> **RECORD EXTRACTS**
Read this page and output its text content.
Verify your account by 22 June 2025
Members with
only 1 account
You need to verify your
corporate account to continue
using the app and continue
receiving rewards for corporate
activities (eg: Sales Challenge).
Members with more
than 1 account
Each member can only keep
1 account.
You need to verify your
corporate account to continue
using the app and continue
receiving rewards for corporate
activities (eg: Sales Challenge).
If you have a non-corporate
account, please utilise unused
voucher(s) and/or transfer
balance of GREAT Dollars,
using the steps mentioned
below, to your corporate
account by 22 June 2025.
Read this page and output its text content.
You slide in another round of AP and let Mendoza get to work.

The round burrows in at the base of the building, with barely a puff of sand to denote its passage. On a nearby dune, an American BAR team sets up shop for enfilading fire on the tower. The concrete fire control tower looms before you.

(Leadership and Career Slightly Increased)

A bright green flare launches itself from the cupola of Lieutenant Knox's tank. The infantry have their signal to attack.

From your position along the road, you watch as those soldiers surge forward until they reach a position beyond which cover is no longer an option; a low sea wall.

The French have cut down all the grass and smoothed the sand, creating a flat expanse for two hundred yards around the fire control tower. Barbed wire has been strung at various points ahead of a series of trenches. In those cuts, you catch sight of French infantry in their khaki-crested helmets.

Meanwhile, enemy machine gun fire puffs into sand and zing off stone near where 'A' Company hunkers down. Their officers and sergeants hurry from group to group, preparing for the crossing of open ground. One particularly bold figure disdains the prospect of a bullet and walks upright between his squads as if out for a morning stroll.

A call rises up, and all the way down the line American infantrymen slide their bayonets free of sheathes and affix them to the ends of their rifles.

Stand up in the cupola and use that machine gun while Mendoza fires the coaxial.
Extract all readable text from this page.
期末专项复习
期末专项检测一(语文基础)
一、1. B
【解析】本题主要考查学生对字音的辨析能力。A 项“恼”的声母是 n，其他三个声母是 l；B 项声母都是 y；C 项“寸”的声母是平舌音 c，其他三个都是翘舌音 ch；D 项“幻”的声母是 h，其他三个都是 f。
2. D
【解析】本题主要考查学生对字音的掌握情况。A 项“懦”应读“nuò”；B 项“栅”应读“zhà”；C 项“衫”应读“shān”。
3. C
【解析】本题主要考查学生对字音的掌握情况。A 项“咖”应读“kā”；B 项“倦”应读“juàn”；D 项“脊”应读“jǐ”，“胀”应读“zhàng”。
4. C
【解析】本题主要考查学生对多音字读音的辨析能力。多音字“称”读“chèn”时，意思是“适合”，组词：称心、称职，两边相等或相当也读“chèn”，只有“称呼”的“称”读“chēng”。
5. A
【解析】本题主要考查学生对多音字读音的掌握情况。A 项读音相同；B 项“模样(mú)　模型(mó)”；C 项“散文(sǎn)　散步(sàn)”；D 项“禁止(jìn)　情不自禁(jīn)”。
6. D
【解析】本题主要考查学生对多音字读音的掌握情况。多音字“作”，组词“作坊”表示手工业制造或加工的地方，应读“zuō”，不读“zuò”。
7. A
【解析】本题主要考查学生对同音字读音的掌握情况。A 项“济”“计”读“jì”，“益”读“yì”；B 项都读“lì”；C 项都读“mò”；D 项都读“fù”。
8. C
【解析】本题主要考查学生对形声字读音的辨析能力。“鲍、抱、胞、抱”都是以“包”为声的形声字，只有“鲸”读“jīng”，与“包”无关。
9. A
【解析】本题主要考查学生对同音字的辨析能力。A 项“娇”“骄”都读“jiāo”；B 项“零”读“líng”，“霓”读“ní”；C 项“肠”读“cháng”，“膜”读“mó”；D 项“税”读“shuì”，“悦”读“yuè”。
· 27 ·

> **EXERCISE DESCRIPTION**
Give the listing again, word for word.

> **RESULT**
Read this page and output its text content.
Verify your account by 22 June 2025
Members with
only 1 account
You need to verify your
corporate account to continue
using the app and continue
receiving rewards for corporate
activities (eg: Sales Challenge).
Members with more
than 1 account
Each member can only keep
1 account.
You need to verify your
corporate account to continue
using the app and continue
receiving rewards for corporate
activities (eg: Sales Challenge).
If you have a non-corporate
account, please utilise unused
voucher(s) and/or transfer
balance of GREAT Dollars,
using the steps mentioned
below, to your corporate
account by 22 June 2025.
Read this page and output its text content.
You slide in another round of AP and let Mendoza get to work.

The round burrows in at the base of the building, with barely a puff of sand to denote its passage. On a nearby dune, an American BAR team sets up shop for enfilading fire on the tower. The concrete fire control tower looms before you.

(Leadership and Career Slightly Increased)

A bright green flare launches itself from the cupola of Lieutenant Knox's tank. The infantry have their signal to attack.

From your position along the road, you watch as those soldiers surge forward until they reach a position beyond which cover is no longer an option; a low sea wall.

The French have cut down all the grass and smoothed the sand, creating a flat expanse for two hundred yards around the fire control tower. Barbed wire has been strung at various points ahead of a series of trenches. In those cuts, you catch sight of French infantry in their khaki-crested helmets.

Meanwhile, enemy machine gun fire puffs into sand and zing off stone near where 'A' Company hunkers down. Their officers and sergeants hurry from group to group, preparing for the crossing of open ground. One particularly bold figure disdains the prospect of a bullet and walks upright between his squads as if out for a morning stroll.

A call rises up, and all the way down the line American infantrymen slide their bayonets free of sheathes and affix them to the ends of their rifles.

Stand up in the cupola and use that machine gun while Mendoza fires the coaxial.
Extract all readable text from this page.
期末专项复习
期末专项检测一(语文基础)
一、1. B
【解析】本题主要考查学生对字音的辨析能力。A 项“恼”的声母是 n，其他三个声母是 l；B 项声母都是 y；C 项“寸”的声母是平舌音 c，其他三个都是翘舌音 ch；D 项“幻”的声母是 h，其他三个都是 f。
2. D
【解析】本题主要考查学生对字音的掌握情况。A 项“懦”应读“nuò”；B 项“栅”应读“zhà”；C 项“衫”应读“shān”。
3. C
【解析】本题主要考查学生对字音的掌握情况。A 项“咖”应读“kā”；B 项“倦”应读“juàn”；D 项“脊”应读“jǐ”，“胀”应读“zhàng”。
4. C
【解析】本题主要考查学生对多音字读音的辨析能力。多音字“称”读“chèn”时，意思是“适合”，组词：称心、称职，两边相等或相当也读“chèn”，只有“称呼”的“称”读“chēng”。
5. A
【解析】本题主要考查学生对多音字读音的掌握情况。A 项读音相同；B 项“模样(mú)　模型(mó)”；C 项“散文(sǎn)　散步(sàn)”；D 项“禁止(jìn)　情不自禁(jīn)”。
6. D
【解析】本题主要考查学生对多音字读音的掌握情况。多音字“作”，组词“作坊”表示手工业制造或加工的地方，应读“zuō”，不读“zuò”。
7. A
【解析】本题主要考查学生对同音字读音的掌握情况。A 项“济”“计”读“jì”，“益”读“yì”；B 项都读“lì”；C 项都读“mò”；D 项都读“fù”。
8. C
【解析】本题主要考查学生对形声字读音的辨析能力。“鲍、抱、胞、抱”都是以“包”为声的形声字，只有“鲸”读“jīng”，与“包”无关。
9. A
【解析】本题主要考查学生对同音字的辨析能力。A 项“娇”“骄”都读“jiāo”；B 项“零”读“líng”，“霓”读“ní”；C 项“肠”读“cháng”，“膜”读“mó”；D 项“税”读“shuì”，“悦”读“yuè”。
· 27 ·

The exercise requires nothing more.